### [OBJECTIVE]
Pictures stay out of the copy; output exactly the lines from the one containing "Give me a plain-text" through the end of the material.

++++++++++++++++++++

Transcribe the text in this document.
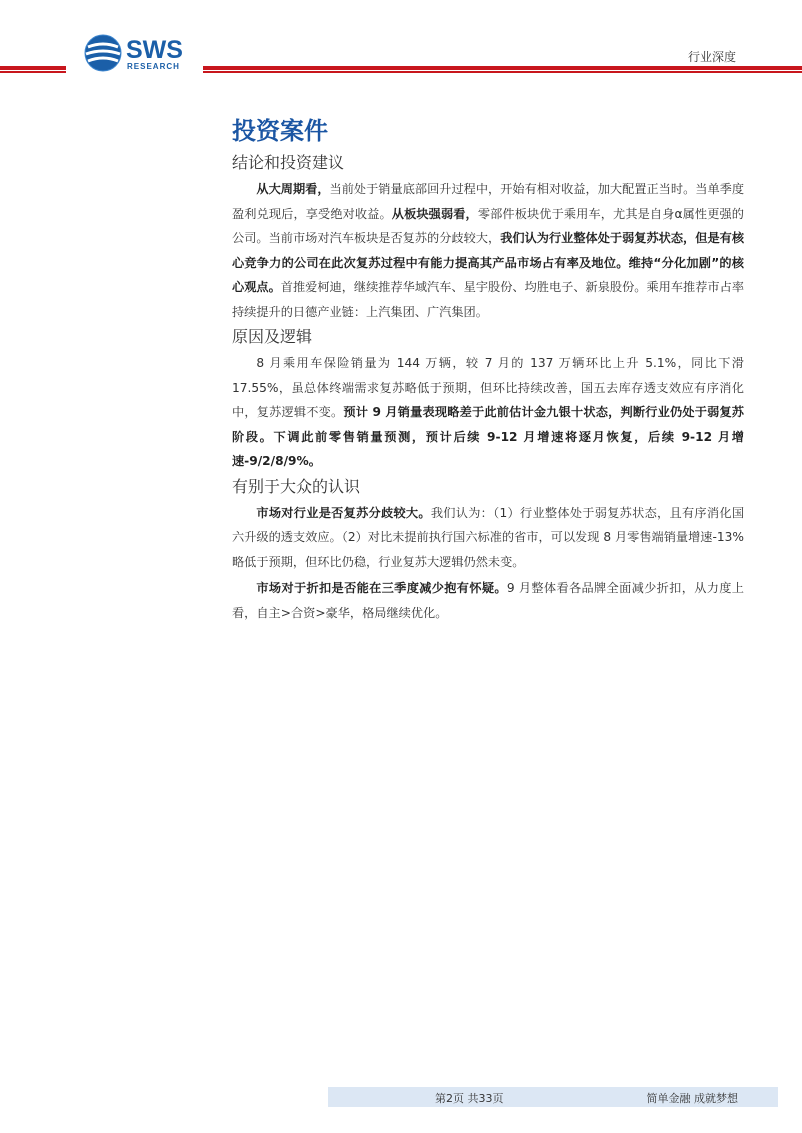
SWS
RESEARCH
行业深度
投资案件
结论和投资建议

从大周期看，当前处于销量底部回升过程中，开始有相对收益，加大配置正当时。当单季度盈利兑现后，享受绝对收益。从板块强弱看，零部件板块优于乘用车，尤其是自身α属性更强的公司。当前市场对汽车板块是否复苏的分歧较大，我们认为行业整体处于弱复苏状态，但是有核心竞争力的公司在此次复苏过程中有能力提高其产品市场占有率及地位。维持“分化加剧”的核心观点。首推爱柯迪，继续推荐华域汽车、星宇股份、均胜电子、新泉股份。乘用车推荐市占率持续提升的日德产业链：上汽集团、广汽集团。

原因及逻辑

8 月乘用车保险销量为 144 万辆，较 7 月的 137 万辆环比上升 5.1%，同比下滑 17.55%，虽总体终端需求复苏略低于预期，但环比持续改善，国五去库存透支效应有序消化中，复苏逻辑不变。预计 9 月销量表现略差于此前估计金九银十状态，判断行业仍处于弱复苏阶段。下调此前零售销量预测，预计后续 9-12 月增速将逐月恢复，后续 9-12 月增速-9/2/8/9%。

有别于大众的认识

市场对行业是否复苏分歧较大。我们认为：（1）行业整体处于弱复苏状态，且有序消化国六升级的透支效应。（2）对比未提前执行国六标准的省市，可以发现 8 月零售端销量增速-13%略低于预期，但环比仍稳，行业复苏大逻辑仍然未变。

市场对于折扣是否能在三季度减少抱有怀疑。9 月整体看各品牌全面减少折扣，从力度上看，自主>合资>豪华，格局继续优化。

第2页 共33页	简单金融 成就梦想
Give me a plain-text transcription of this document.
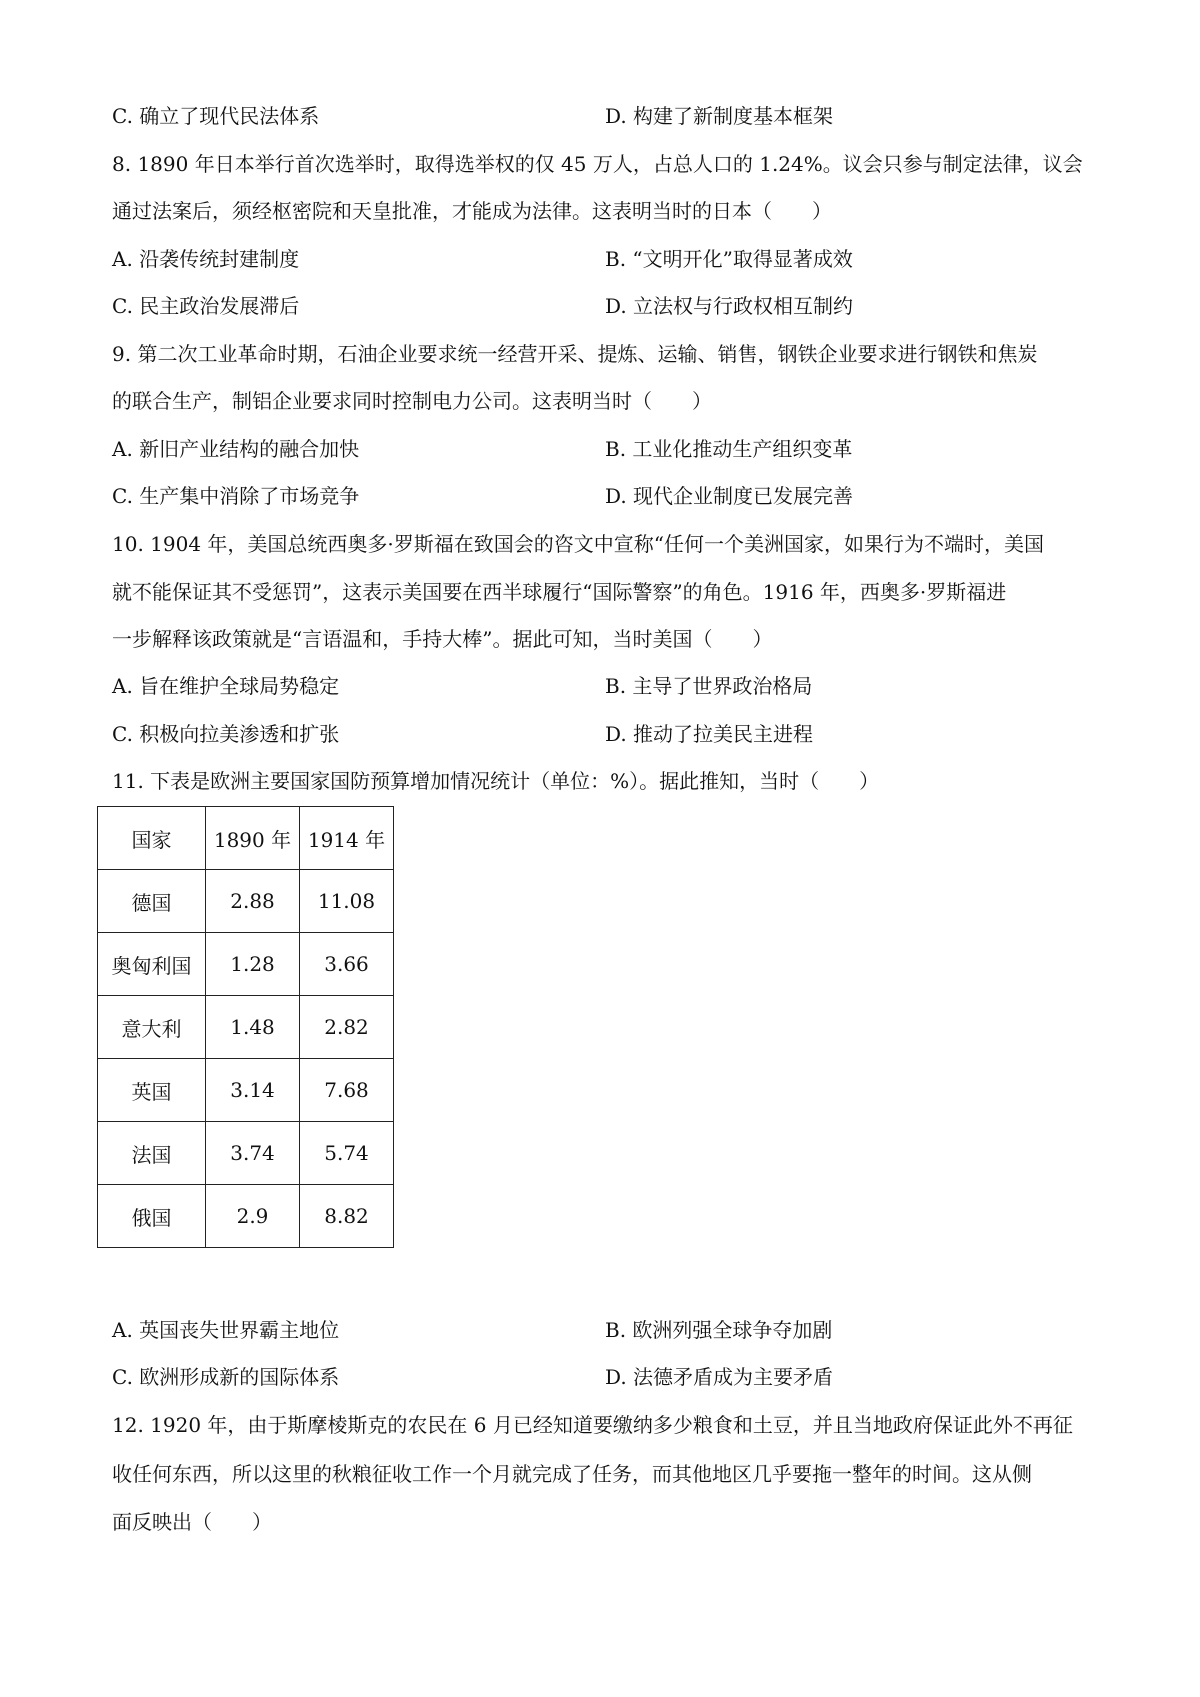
C. 确立了现代民法体系	D. 构建了新制度基本框架
8. 1890 年日本举行首次选举时，取得选举权的仅 45 万人，占总人口的 1.24%。议会只参与制定法律，议会
通过法案后，须经枢密院和天皇批准，才能成为法律。这表明当时的日本（　　）
A. 沿袭传统封建制度	B. “文明开化”取得显著成效
C. 民主政治发展滞后	D. 立法权与行政权相互制约
9. 第二次工业革命时期，石油企业要求统一经营开采、提炼、运输、销售，钢铁企业要求进行钢铁和焦炭
的联合生产，制铝企业要求同时控制电力公司。这表明当时（　　）
A. 新旧产业结构的融合加快	B. 工业化推动生产组织变革
C. 生产集中消除了市场竞争	D. 现代企业制度已发展完善
10. 1904 年，美国总统西奥多·罗斯福在致国会的咨文中宣称“任何一个美洲国家，如果行为不端时，美国
就不能保证其不受惩罚”，这表示美国要在西半球履行“国际警察”的角色。1916 年，西奥多·罗斯福进
一步解释该政策就是“言语温和，手持大棒”。据此可知，当时美国（　　）
A. 旨在维护全球局势稳定	B. 主导了世界政治格局
C. 积极向拉美渗透和扩张	D. 推动了拉美民主进程
11. 下表是欧洲主要国家国防预算增加情况统计（单位：%）。据此推知，当时（　　）
国家	1890 年	1914 年
德国	2.88	11.08
奥匈利国	1.28	3.66
意大利	1.48	2.82
英国	3.14	7.68
法国	3.74	5.74
俄国	2.9	8.82
A. 英国丧失世界霸主地位	B. 欧洲列强全球争夺加剧
C. 欧洲形成新的国际体系	D. 法德矛盾成为主要矛盾
12. 1920 年，由于斯摩棱斯克的农民在 6 月已经知道要缴纳多少粮食和土豆，并且当地政府保证此外不再征
收任何东西，所以这里的秋粮征收工作一个月就完成了任务，而其他地区几乎要拖一整年的时间。这从侧
面反映出（　　）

++++++++++++++++++++

### [EXERCISE OUTPUT]
Give me a plain-text transcription of this document.
C. 确立了现代民法体系	D. 构建了新制度基本框架
8. 1890 年日本举行首次选举时，取得选举权的仅 45 万人，占总人口的 1.24%。议会只参与制定法律，议会
通过法案后，须经枢密院和天皇批准，才能成为法律。这表明当时的日本（　　）
A. 沿袭传统封建制度	B. “文明开化”取得显著成效
C. 民主政治发展滞后	D. 立法权与行政权相互制约
9. 第二次工业革命时期，石油企业要求统一经营开采、提炼、运输、销售，钢铁企业要求进行钢铁和焦炭
的联合生产，制铝企业要求同时控制电力公司。这表明当时（　　）
A. 新旧产业结构的融合加快	B. 工业化推动生产组织变革
C. 生产集中消除了市场竞争	D. 现代企业制度已发展完善
10. 1904 年，美国总统西奥多·罗斯福在致国会的咨文中宣称“任何一个美洲国家，如果行为不端时，美国
就不能保证其不受惩罚”，这表示美国要在西半球履行“国际警察”的角色。1916 年，西奥多·罗斯福进
一步解释该政策就是“言语温和，手持大棒”。据此可知，当时美国（　　）
A. 旨在维护全球局势稳定	B. 主导了世界政治格局
C. 积极向拉美渗透和扩张	D. 推动了拉美民主进程
11. 下表是欧洲主要国家国防预算增加情况统计（单位：%）。据此推知，当时（　　）
国家	1890 年	1914 年
德国	2.88	11.08
奥匈利国	1.28	3.66
意大利	1.48	2.82
英国	3.14	7.68
法国	3.74	5.74
俄国	2.9	8.82
A. 英国丧失世界霸主地位	B. 欧洲列强全球争夺加剧
C. 欧洲形成新的国际体系	D. 法德矛盾成为主要矛盾
12. 1920 年，由于斯摩棱斯克的农民在 6 月已经知道要缴纳多少粮食和土豆，并且当地政府保证此外不再征
收任何东西，所以这里的秋粮征收工作一个月就完成了任务，而其他地区几乎要拖一整年的时间。这从侧
面反映出（　　）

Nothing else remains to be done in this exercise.